▸ **Task description**: Work through the material below and count the lines holding the word "Cumulata"; give that count and nothing more.
### Record extracts ###
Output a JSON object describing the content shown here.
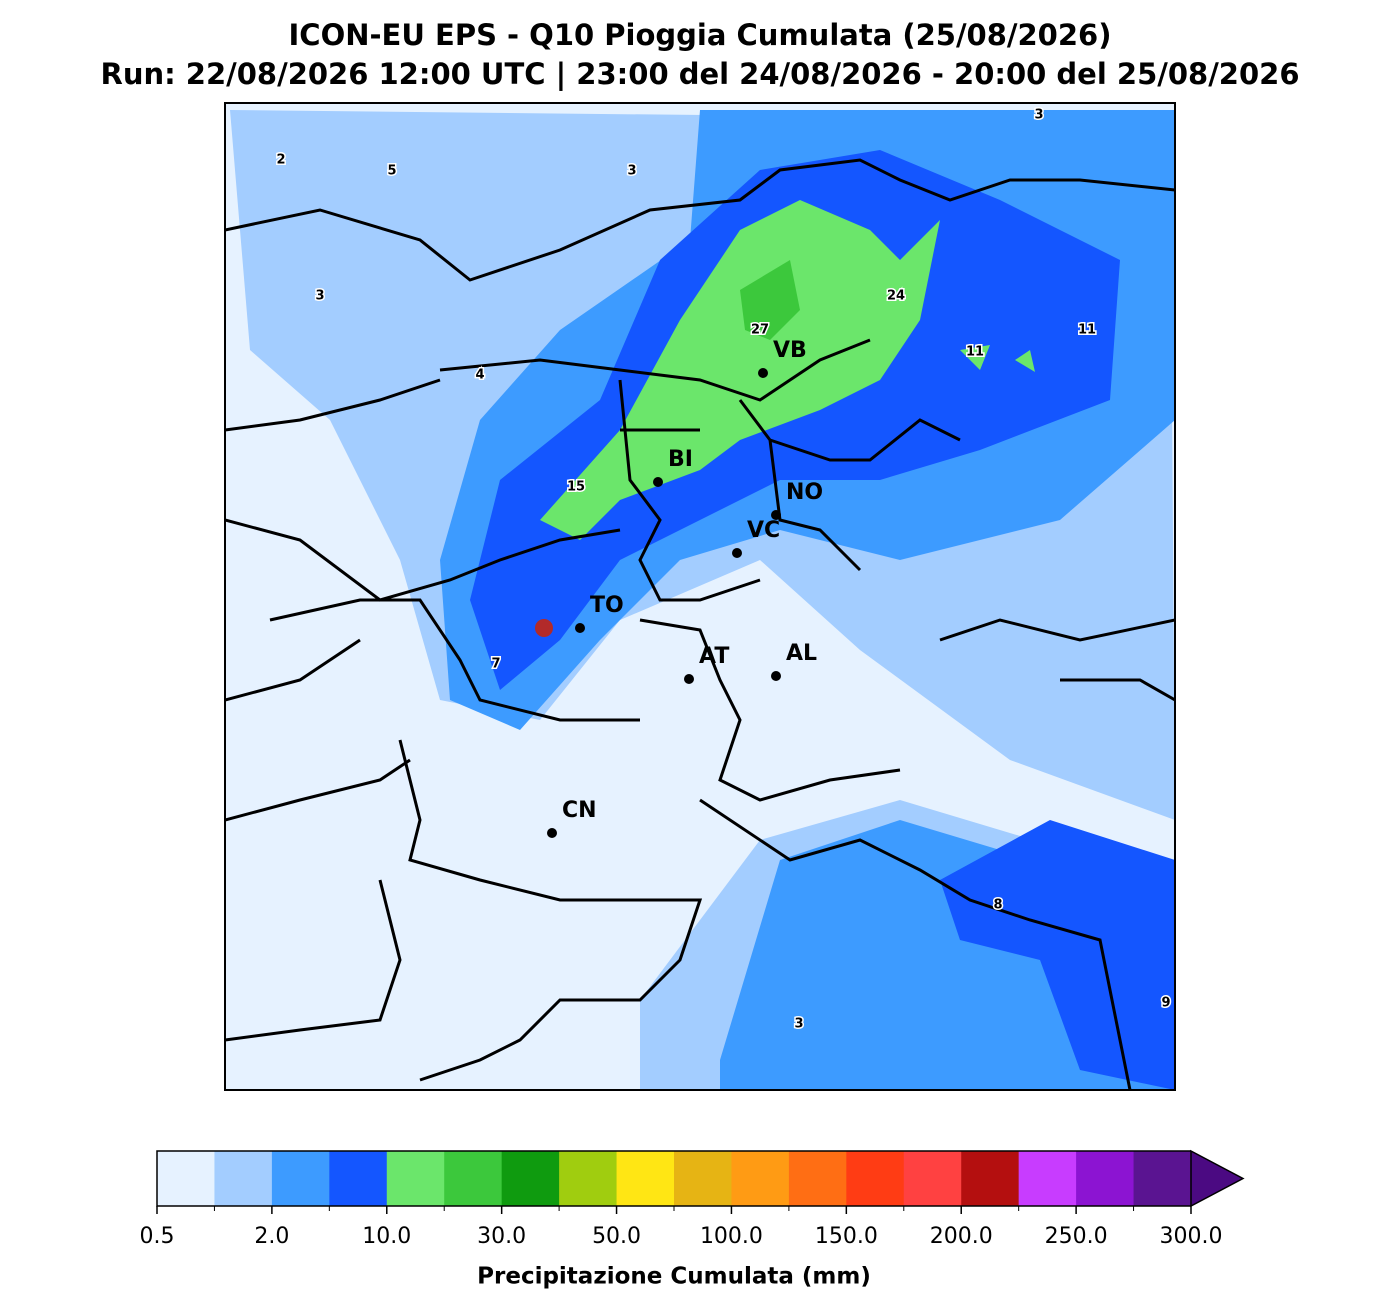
{
  "header": {
    "title": "ICON-EU EPS - Q10 Pioggia Cumulata (25/08/2026)",
    "subtitle": "Run: 22/08/2026 12:00 UTC | 23:00 del 24/08/2026 - 20:00 del 25/08/2026"
  },
  "cities": [
    "VB",
    "BI",
    "NO",
    "VC",
    "TO",
    "AT",
    "AL",
    "CN"
  ],
  "contour_labels": [
    "2",
    "5",
    "3",
    "3",
    "3",
    "4",
    "27",
    "24",
    "11",
    "11",
    "15",
    "7",
    "8",
    "9",
    "3"
  ],
  "colorbar": {
    "label": "Precipitazione Cumulata (mm)",
    "ticks": [
      {
        "value": 0.5,
        "label": "0.5"
      },
      {
        "value": 2,
        "label": "2.0"
      },
      {
        "value": 10,
        "label": "10.0"
      },
      {
        "value": 30,
        "label": "30.0"
      },
      {
        "value": 50,
        "label": "50.0"
      },
      {
        "value": 100,
        "label": "100.0"
      },
      {
        "value": 150,
        "label": "150.0"
      },
      {
        "value": 200,
        "label": "200.0"
      },
      {
        "value": 250,
        "label": "250.0"
      },
      {
        "value": 300,
        "label": "300.0"
      }
    ],
    "colors": [
      "#e6f2ff",
      "#a3cdff",
      "#3d9bff",
      "#1456ff",
      "#6be66b",
      "#3cc83c",
      "#0f9b0f",
      "#a0cd0f",
      "#ffe614",
      "#e6b414",
      "#ff9b14",
      "#ff6e14",
      "#ff3c14",
      "#ff4141",
      "#b40f0f",
      "#c83cff",
      "#8c14d2",
      "#5a1491"
    ],
    "extend_color": "#4b0a82"
  }
}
###
▸ **Response**: 2